Tell how many lines carry the word "Using"; the reply is the number and nothing else.
** start Exercise material **
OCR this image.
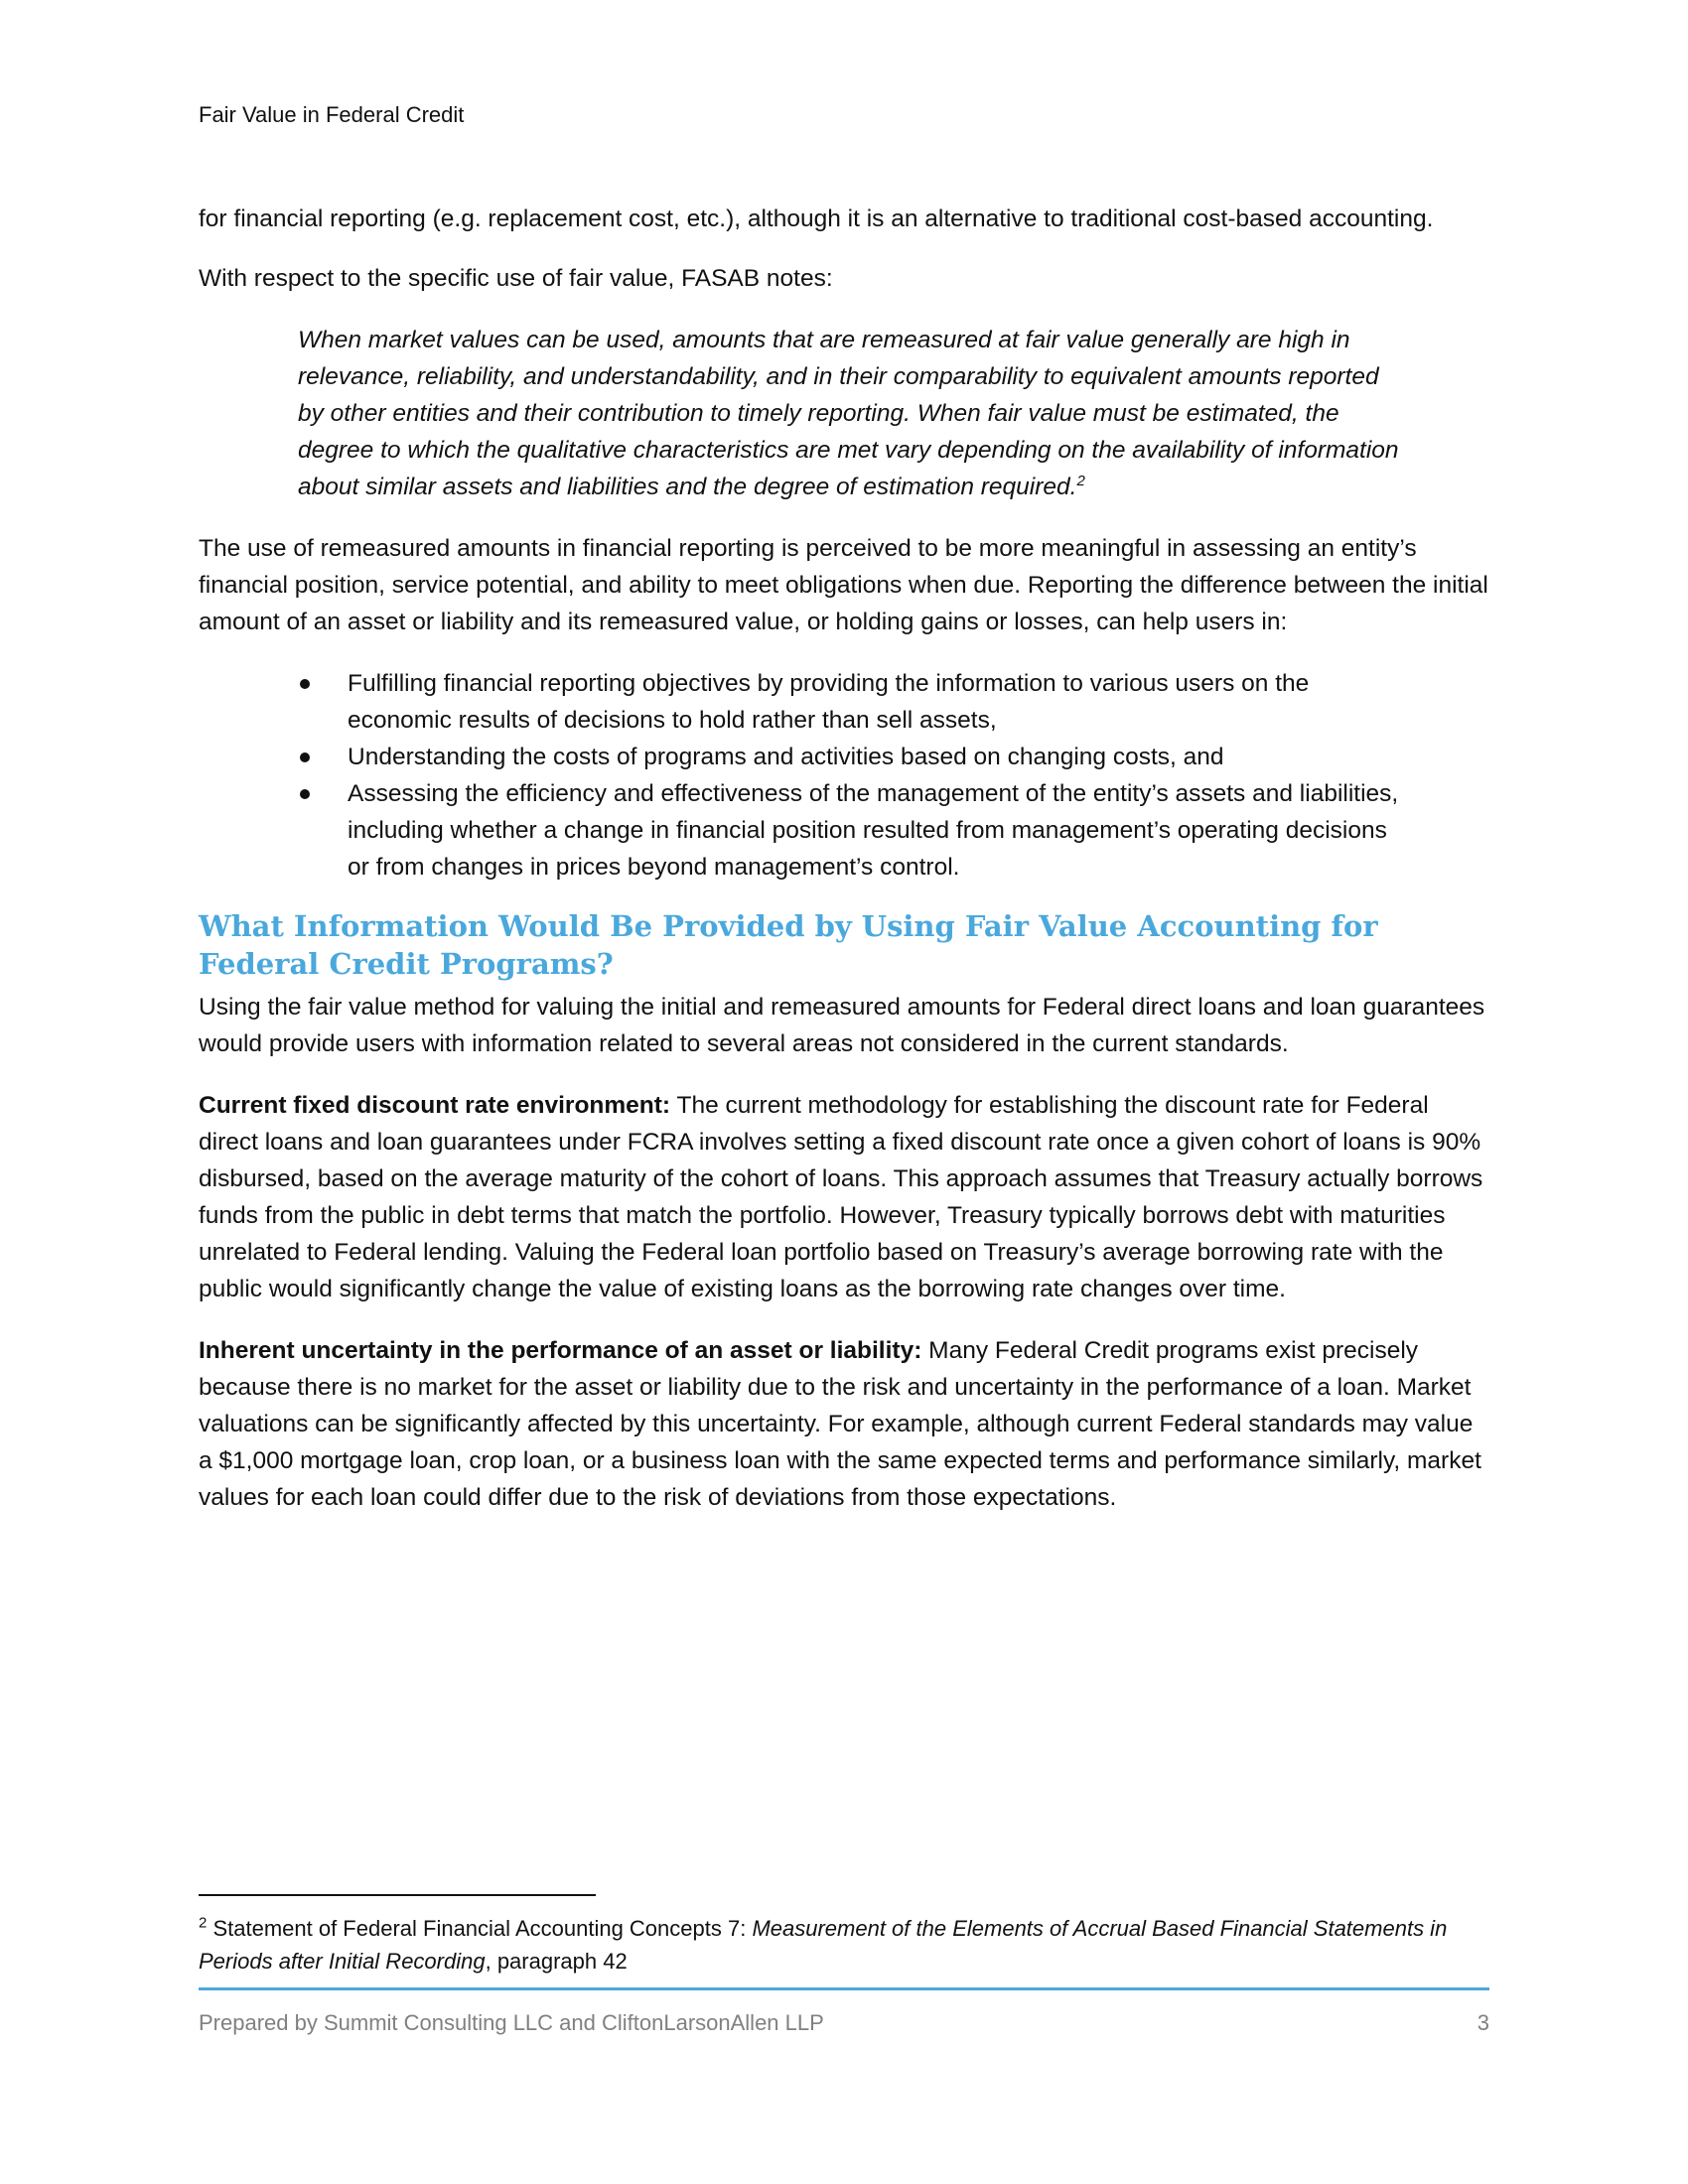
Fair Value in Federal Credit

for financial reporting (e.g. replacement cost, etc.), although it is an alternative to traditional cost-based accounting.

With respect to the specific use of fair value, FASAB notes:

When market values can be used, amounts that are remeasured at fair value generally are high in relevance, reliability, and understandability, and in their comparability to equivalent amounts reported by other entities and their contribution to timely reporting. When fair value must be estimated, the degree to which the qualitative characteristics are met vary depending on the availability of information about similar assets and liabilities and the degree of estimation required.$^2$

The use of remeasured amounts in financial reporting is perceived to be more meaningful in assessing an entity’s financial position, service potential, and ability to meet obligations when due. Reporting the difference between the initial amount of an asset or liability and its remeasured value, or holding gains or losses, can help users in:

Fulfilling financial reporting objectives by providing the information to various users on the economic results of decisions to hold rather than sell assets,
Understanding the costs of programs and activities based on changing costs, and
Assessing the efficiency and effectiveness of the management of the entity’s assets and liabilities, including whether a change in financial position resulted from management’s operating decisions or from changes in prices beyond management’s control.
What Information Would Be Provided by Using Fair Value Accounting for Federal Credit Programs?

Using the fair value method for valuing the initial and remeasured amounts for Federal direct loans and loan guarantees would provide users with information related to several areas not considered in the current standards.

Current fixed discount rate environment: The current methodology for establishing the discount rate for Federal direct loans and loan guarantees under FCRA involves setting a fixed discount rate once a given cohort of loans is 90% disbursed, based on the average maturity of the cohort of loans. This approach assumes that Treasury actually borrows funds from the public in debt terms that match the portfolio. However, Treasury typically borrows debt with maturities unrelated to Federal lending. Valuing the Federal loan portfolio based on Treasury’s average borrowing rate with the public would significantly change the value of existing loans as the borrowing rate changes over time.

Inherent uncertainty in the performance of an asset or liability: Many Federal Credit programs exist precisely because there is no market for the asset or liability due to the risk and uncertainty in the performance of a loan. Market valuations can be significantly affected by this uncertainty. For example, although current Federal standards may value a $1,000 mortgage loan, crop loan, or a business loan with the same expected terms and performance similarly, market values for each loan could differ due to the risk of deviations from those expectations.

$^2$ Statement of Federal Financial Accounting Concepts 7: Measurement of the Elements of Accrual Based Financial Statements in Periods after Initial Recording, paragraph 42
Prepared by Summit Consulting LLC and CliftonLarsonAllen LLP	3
** end Exercise material **
* Exercise solution:
2